• [What the task requires]:
Extract, verbatim, all lines starting at the one containing "Extract all readable text from this page." and ending with the final line of the listing, and no others.

[Extracted records]
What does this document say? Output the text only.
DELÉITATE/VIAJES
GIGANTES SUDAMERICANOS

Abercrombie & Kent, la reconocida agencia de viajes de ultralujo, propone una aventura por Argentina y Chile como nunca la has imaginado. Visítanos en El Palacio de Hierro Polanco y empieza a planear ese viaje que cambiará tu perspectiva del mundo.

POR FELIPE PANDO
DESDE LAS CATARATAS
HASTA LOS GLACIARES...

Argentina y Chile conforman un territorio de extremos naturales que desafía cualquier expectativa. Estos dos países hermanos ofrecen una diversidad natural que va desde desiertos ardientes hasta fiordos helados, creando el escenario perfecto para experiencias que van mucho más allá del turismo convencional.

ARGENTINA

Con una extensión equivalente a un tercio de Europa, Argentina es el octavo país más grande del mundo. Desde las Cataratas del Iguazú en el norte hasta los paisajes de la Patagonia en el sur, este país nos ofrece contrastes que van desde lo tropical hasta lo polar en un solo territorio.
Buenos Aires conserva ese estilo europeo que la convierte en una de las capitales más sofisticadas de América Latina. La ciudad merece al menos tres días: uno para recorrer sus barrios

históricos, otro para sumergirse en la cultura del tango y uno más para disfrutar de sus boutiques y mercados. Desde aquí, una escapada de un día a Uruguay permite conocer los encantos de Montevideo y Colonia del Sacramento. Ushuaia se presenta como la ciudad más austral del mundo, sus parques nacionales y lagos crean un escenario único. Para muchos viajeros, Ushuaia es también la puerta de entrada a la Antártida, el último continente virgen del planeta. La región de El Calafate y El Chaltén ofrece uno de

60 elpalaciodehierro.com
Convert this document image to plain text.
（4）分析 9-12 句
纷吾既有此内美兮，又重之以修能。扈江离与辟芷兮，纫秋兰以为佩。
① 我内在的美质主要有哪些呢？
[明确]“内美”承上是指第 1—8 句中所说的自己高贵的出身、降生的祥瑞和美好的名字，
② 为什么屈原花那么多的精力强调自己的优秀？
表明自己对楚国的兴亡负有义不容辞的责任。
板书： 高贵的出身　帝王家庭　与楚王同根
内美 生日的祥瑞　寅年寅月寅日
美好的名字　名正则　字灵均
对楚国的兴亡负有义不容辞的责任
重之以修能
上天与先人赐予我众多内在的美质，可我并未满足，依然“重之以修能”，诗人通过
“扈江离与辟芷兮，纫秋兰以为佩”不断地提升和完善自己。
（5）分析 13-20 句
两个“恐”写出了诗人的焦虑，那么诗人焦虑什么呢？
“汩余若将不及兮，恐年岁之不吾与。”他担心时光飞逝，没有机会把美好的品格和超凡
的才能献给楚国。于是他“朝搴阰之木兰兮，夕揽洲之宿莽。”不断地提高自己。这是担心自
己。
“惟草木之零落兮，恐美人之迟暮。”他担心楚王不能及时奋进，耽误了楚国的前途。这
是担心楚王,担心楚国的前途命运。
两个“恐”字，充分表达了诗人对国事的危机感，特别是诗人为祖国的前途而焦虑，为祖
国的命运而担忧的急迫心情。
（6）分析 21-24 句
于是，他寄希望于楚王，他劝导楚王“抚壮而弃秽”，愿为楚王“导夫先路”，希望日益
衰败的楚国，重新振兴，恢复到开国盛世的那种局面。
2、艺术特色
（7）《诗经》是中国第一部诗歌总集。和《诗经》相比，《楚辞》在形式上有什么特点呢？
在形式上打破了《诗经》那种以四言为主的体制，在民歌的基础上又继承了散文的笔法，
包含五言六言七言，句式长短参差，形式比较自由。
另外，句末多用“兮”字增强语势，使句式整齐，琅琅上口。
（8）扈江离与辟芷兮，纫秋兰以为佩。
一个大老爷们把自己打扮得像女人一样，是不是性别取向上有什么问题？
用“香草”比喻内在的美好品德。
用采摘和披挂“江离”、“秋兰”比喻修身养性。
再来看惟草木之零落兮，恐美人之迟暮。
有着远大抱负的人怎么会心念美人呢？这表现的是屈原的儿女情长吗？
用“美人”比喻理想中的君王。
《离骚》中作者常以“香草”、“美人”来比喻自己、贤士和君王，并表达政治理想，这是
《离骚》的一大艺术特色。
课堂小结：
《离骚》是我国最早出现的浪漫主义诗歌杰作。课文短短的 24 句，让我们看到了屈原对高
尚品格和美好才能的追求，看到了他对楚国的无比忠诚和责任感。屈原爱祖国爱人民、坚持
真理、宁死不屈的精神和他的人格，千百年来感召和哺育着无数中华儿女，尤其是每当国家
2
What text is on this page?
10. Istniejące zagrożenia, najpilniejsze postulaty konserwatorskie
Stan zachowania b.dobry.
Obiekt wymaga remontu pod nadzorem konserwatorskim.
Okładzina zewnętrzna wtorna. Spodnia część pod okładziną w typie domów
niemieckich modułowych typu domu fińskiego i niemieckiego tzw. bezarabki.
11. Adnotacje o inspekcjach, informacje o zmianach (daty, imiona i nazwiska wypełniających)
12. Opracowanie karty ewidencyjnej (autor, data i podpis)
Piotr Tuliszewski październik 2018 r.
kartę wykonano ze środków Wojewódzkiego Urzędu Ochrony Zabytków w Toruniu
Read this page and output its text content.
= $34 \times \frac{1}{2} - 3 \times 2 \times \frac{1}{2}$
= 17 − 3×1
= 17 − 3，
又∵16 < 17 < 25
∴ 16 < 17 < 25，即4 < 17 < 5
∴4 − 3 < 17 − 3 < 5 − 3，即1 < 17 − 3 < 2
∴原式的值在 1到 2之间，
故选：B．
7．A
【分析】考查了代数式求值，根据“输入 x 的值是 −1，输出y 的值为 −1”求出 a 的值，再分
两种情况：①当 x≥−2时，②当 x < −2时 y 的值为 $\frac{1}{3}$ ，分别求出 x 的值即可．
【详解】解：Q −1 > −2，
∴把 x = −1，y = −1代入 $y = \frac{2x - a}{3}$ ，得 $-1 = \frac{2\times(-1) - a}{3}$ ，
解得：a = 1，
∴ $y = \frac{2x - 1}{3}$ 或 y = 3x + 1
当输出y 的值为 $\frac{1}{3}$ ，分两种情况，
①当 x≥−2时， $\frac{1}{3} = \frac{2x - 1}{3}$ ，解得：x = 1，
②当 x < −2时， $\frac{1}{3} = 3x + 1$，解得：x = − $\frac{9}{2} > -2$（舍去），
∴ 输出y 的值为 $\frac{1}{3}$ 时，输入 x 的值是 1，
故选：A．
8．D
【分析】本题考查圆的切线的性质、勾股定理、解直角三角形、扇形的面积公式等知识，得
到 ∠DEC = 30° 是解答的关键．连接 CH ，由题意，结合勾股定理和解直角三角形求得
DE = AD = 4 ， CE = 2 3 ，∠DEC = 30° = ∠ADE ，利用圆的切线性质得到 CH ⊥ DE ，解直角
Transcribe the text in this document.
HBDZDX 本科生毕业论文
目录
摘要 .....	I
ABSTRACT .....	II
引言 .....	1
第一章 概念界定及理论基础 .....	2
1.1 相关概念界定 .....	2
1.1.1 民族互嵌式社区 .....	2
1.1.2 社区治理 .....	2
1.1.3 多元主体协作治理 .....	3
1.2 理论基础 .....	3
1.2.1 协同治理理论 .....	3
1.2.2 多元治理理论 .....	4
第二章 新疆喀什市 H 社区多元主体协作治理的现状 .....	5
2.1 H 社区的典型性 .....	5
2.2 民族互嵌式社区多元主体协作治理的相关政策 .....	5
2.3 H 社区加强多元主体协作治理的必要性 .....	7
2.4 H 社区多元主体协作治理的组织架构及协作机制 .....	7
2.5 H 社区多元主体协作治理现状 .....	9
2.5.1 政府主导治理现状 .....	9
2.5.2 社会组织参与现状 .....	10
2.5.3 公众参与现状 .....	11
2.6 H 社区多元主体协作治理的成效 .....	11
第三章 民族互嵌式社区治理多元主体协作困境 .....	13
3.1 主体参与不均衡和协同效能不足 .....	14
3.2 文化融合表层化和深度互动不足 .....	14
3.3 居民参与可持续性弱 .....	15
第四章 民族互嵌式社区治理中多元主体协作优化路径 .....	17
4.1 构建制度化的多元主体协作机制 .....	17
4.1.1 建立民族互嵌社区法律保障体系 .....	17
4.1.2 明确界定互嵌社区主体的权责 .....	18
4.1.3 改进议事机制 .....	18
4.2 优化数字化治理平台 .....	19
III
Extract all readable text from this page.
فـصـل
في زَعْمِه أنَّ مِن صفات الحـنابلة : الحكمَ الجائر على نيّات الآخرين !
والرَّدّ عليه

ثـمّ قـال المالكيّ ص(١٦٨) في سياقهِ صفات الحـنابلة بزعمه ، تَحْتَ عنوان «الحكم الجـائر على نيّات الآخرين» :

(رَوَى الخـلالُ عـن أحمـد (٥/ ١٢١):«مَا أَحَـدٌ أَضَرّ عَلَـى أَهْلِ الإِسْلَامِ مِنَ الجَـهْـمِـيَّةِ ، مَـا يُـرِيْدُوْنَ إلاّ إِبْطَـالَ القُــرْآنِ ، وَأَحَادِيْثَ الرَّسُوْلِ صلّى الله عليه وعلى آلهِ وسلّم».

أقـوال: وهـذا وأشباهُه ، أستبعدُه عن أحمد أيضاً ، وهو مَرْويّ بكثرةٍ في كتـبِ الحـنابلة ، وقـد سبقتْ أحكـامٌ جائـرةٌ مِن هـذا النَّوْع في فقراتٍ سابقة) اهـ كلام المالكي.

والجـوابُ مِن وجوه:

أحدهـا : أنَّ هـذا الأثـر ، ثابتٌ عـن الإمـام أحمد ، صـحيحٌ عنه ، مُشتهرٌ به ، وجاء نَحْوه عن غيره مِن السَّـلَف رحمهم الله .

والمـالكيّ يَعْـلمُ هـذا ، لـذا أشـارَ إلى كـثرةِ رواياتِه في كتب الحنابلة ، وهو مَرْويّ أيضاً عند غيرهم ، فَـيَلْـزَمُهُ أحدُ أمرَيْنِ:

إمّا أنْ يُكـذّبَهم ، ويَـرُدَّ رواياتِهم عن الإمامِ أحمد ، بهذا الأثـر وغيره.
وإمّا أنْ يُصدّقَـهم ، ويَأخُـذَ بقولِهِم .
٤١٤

• [Task answer]:
Extract all readable text from this page.
فـصـل
في زَعْمِه أنَّ مِن صفات الحـنابلة : الحكمَ الجائر على نيّات الآخرين !
والرَّدّ عليه

ثـمّ قـال المالكيّ ص(١٦٨) في سياقهِ صفات الحـنابلة بزعمه ، تَحْتَ عنوان «الحكم الجـائر على نيّات الآخرين» :

(رَوَى الخـلالُ عـن أحمـد (٥/ ١٢١):«مَا أَحَـدٌ أَضَرّ عَلَـى أَهْلِ الإِسْلَامِ مِنَ الجَـهْـمِـيَّةِ ، مَـا يُـرِيْدُوْنَ إلاّ إِبْطَـالَ القُــرْآنِ ، وَأَحَادِيْثَ الرَّسُوْلِ صلّى الله عليه وعلى آلهِ وسلّم».

أقـوال: وهـذا وأشباهُه ، أستبعدُه عن أحمد أيضاً ، وهو مَرْويّ بكثرةٍ في كتـبِ الحـنابلة ، وقـد سبقتْ أحكـامٌ جائـرةٌ مِن هـذا النَّوْع في فقراتٍ سابقة) اهـ كلام المالكي.

والجـوابُ مِن وجوه:

أحدهـا : أنَّ هـذا الأثـر ، ثابتٌ عـن الإمـام أحمد ، صـحيحٌ عنه ، مُشتهرٌ به ، وجاء نَحْوه عن غيره مِن السَّـلَف رحمهم الله .

والمـالكيّ يَعْـلمُ هـذا ، لـذا أشـارَ إلى كـثرةِ رواياتِه في كتب الحنابلة ، وهو مَرْويّ أيضاً عند غيرهم ، فَـيَلْـزَمُهُ أحدُ أمرَيْنِ:

إمّا أنْ يُكـذّبَهم ، ويَـرُدَّ رواياتِهم عن الإمامِ أحمد ، بهذا الأثـر وغيره.
وإمّا أنْ يُصدّقَـهم ، ويَأخُـذَ بقولِهِم .
٤١٤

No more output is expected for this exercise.